>> BEGIN RECORDED DATA

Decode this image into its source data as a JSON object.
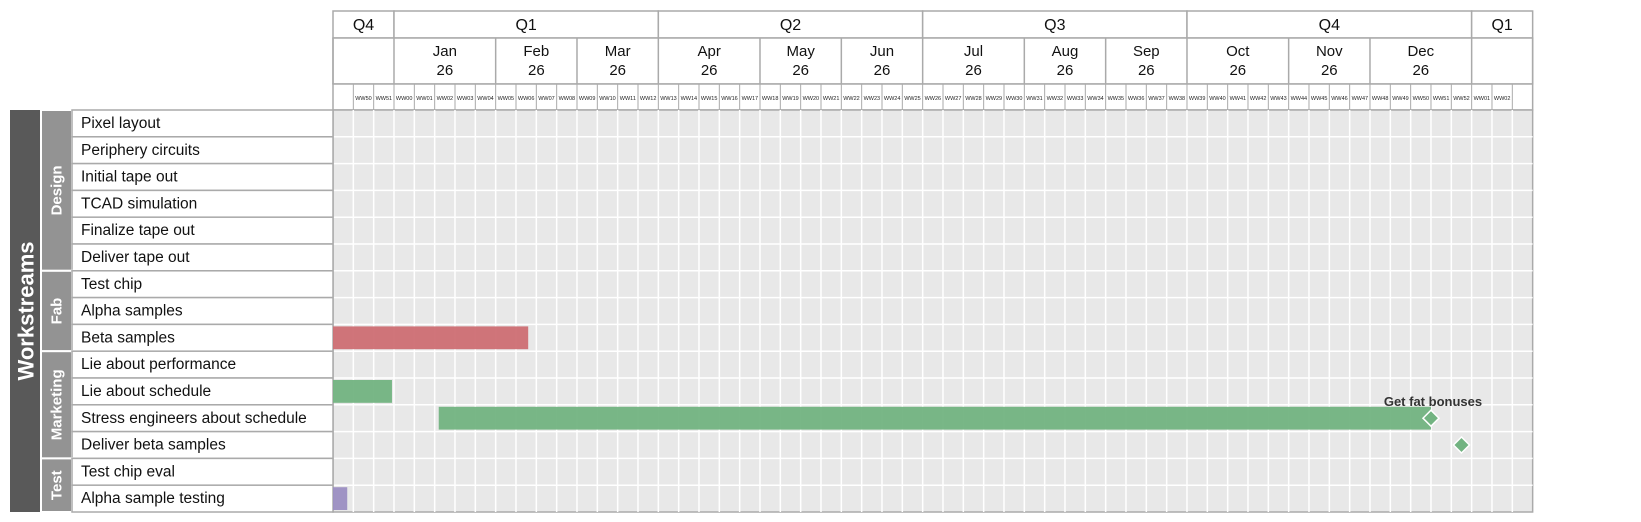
{
  "chart_data": {
    "type": "gantt",
    "row_label": "Workstreams",
    "quarters": [
      {
        "label": "Q4",
        "start": 0,
        "end": 3
      },
      {
        "label": "Q1",
        "start": 3,
        "end": 16
      },
      {
        "label": "Q2",
        "start": 16,
        "end": 29
      },
      {
        "label": "Q3",
        "start": 29,
        "end": 42
      },
      {
        "label": "Q4",
        "start": 42,
        "end": 56
      },
      {
        "label": "Q1",
        "start": 56,
        "end": 59
      }
    ],
    "months": [
      {
        "label": "Jan\n26",
        "start": 3,
        "end": 8
      },
      {
        "label": "Feb\n26",
        "start": 8,
        "end": 12
      },
      {
        "label": "Mar\n26",
        "start": 12,
        "end": 16
      },
      {
        "label": "Apr\n26",
        "start": 16,
        "end": 21
      },
      {
        "label": "May\n26",
        "start": 21,
        "end": 25
      },
      {
        "label": "Jun\n26",
        "start": 25,
        "end": 29
      },
      {
        "label": "Jul\n26",
        "start": 29,
        "end": 34
      },
      {
        "label": "Aug\n26",
        "start": 34,
        "end": 38
      },
      {
        "label": "Sep\n26",
        "start": 38,
        "end": 42
      },
      {
        "label": "Oct\n26",
        "start": 42,
        "end": 47
      },
      {
        "label": "Nov\n26",
        "start": 47,
        "end": 51
      },
      {
        "label": "Dec\n26",
        "start": 51,
        "end": 56
      }
    ],
    "weeks": [
      "",
      "WW50",
      "WW51",
      "WW00",
      "WW01",
      "WW02",
      "WW03",
      "WW04",
      "WW05",
      "WW06",
      "WW07",
      "WW08",
      "WW09",
      "WW10",
      "WW11",
      "WW12",
      "WW13",
      "WW14",
      "WW15",
      "WW16",
      "WW17",
      "WW18",
      "WW19",
      "WW20",
      "WW21",
      "WW22",
      "WW23",
      "WW24",
      "WW25",
      "WW26",
      "WW27",
      "WW28",
      "WW29",
      "WW30",
      "WW31",
      "WW32",
      "WW33",
      "WW34",
      "WW35",
      "WW36",
      "WW37",
      "WW38",
      "WW39",
      "WW40",
      "WW41",
      "WW42",
      "WW43",
      "WW44",
      "WW45",
      "WW46",
      "WW47",
      "WW48",
      "WW49",
      "WW50",
      "WW51",
      "WW52",
      "WW01",
      "WW02",
      ""
    ],
    "groups": [
      {
        "name": "Design",
        "tasks": [
          "Pixel layout",
          "Periphery circuits",
          "Initial tape out",
          "TCAD simulation",
          "Finalize tape out",
          "Deliver tape out"
        ]
      },
      {
        "name": "Fab",
        "tasks": [
          "Test chip",
          "Alpha samples",
          "Beta samples"
        ]
      },
      {
        "name": "Marketing",
        "tasks": [
          "Lie about performance",
          "Lie about schedule",
          "Stress engineers about schedule",
          "Deliver beta samples"
        ]
      },
      {
        "name": "Test",
        "tasks": [
          "Test chip eval",
          "Alpha sample testing"
        ]
      }
    ],
    "bars": [
      {
        "task": "Beta samples",
        "start": 0,
        "end": 9.6,
        "color": "#cd6e73"
      },
      {
        "task": "Lie about schedule",
        "start": 0,
        "end": 2.9,
        "color": "#72b381"
      },
      {
        "task": "Stress engineers about schedule",
        "start": 5.2,
        "end": 54,
        "color": "#72b381"
      },
      {
        "task": "Alpha sample testing",
        "start": 0,
        "end": 0.7,
        "color": "#9b8ec2"
      }
    ],
    "milestones": [
      {
        "task": "Stress engineers about schedule",
        "at": 54,
        "label": "Get fat bonuses",
        "color": "#72b381"
      },
      {
        "task": "Deliver beta samples",
        "at": 55.5,
        "label": "",
        "color": "#72b381"
      }
    ],
    "colors": {
      "grid_bg": "#e8e8e8",
      "grid_line": "#ffffff",
      "border": "#aaaaaa",
      "row_header": "#595959",
      "group_header": "#939393"
    }
  }
}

>> END RECORDED DATA

▸ REQUIRED WORK:
In the entries above, locate every line with the word "samples" and copy it.

▸ FINISHED TASK:
          "Alpha samples",
          "Beta samples"
          "Deliver beta samples"
        "task": "Beta samples",
        "task": "Deliver beta samples",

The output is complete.